* start Listing *

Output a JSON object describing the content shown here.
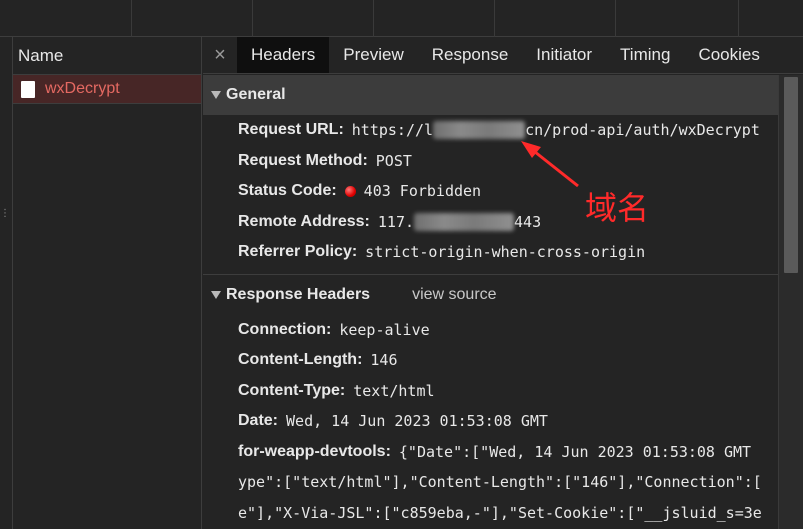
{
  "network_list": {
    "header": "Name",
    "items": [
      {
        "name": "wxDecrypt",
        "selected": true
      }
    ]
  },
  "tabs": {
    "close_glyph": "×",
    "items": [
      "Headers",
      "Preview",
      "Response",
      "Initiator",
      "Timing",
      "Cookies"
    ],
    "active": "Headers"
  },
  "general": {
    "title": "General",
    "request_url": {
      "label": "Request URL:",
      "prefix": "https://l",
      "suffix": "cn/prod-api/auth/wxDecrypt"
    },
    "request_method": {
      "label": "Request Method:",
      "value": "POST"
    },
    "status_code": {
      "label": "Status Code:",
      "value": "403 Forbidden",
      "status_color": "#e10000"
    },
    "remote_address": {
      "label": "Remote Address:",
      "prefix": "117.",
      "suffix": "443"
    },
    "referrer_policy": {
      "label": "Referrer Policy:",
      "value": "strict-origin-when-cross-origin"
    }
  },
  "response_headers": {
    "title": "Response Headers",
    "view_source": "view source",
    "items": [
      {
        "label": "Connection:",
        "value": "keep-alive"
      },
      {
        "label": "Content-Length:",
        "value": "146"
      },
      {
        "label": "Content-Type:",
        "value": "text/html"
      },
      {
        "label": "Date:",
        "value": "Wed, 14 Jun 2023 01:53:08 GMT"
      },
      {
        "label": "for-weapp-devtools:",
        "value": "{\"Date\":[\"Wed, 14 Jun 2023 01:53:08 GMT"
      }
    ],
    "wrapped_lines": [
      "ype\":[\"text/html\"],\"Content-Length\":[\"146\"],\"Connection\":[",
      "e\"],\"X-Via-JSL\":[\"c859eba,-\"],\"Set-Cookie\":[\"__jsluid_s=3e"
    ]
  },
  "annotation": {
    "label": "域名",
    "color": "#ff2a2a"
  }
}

* end Listing *
* start Listing *

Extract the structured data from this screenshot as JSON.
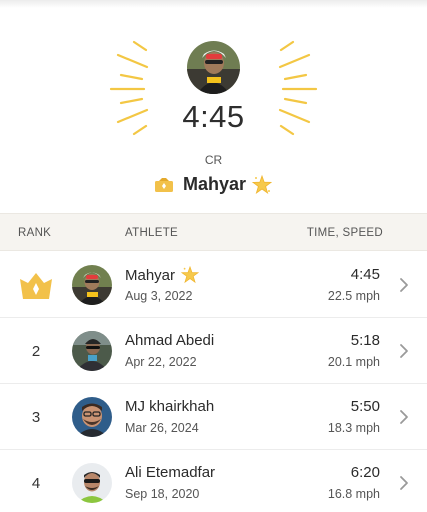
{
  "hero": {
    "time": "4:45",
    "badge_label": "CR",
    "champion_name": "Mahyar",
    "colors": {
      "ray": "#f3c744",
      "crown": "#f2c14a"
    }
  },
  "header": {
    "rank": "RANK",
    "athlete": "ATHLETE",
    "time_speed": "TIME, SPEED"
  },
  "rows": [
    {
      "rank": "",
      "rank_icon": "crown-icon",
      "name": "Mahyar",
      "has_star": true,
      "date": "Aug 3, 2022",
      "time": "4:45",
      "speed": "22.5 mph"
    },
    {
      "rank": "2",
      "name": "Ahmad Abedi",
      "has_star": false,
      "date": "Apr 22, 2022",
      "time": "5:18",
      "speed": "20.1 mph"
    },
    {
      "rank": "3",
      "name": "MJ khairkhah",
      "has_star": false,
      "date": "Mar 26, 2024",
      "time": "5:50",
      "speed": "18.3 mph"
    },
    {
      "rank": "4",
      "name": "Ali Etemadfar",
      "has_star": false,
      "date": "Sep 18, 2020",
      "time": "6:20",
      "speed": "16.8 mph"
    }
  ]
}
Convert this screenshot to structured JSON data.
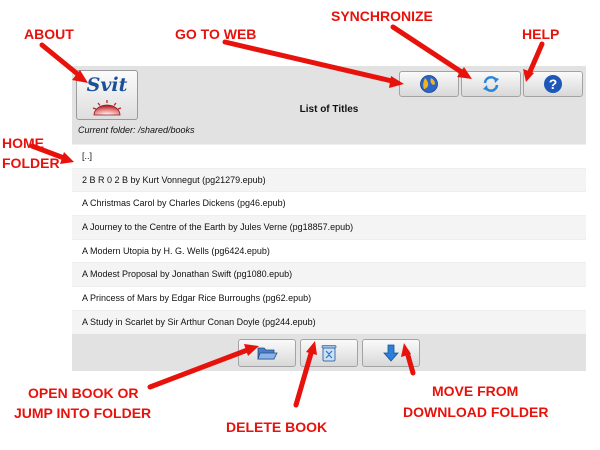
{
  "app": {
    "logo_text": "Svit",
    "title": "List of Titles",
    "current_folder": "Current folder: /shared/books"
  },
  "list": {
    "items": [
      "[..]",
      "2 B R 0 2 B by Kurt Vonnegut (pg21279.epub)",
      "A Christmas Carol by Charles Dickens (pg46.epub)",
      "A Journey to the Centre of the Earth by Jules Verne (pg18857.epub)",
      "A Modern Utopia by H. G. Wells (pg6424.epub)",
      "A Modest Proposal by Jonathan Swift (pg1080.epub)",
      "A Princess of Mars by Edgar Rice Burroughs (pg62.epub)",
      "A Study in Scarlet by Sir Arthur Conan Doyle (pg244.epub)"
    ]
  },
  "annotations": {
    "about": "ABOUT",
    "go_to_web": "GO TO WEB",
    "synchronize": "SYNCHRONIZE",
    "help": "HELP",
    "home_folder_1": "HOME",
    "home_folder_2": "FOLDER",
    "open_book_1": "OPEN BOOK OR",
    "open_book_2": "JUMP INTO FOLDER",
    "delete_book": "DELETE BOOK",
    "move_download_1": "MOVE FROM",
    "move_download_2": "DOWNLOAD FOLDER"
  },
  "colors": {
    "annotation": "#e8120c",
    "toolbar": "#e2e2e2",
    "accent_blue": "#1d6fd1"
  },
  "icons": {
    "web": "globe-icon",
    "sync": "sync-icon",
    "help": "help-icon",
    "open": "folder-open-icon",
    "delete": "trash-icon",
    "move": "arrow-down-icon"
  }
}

* end Listing *

▶ [To be done]
Your answer should be a single number: how many lines of the material contain the word "wxDecrypt".

▶ [Output of the exercise]
2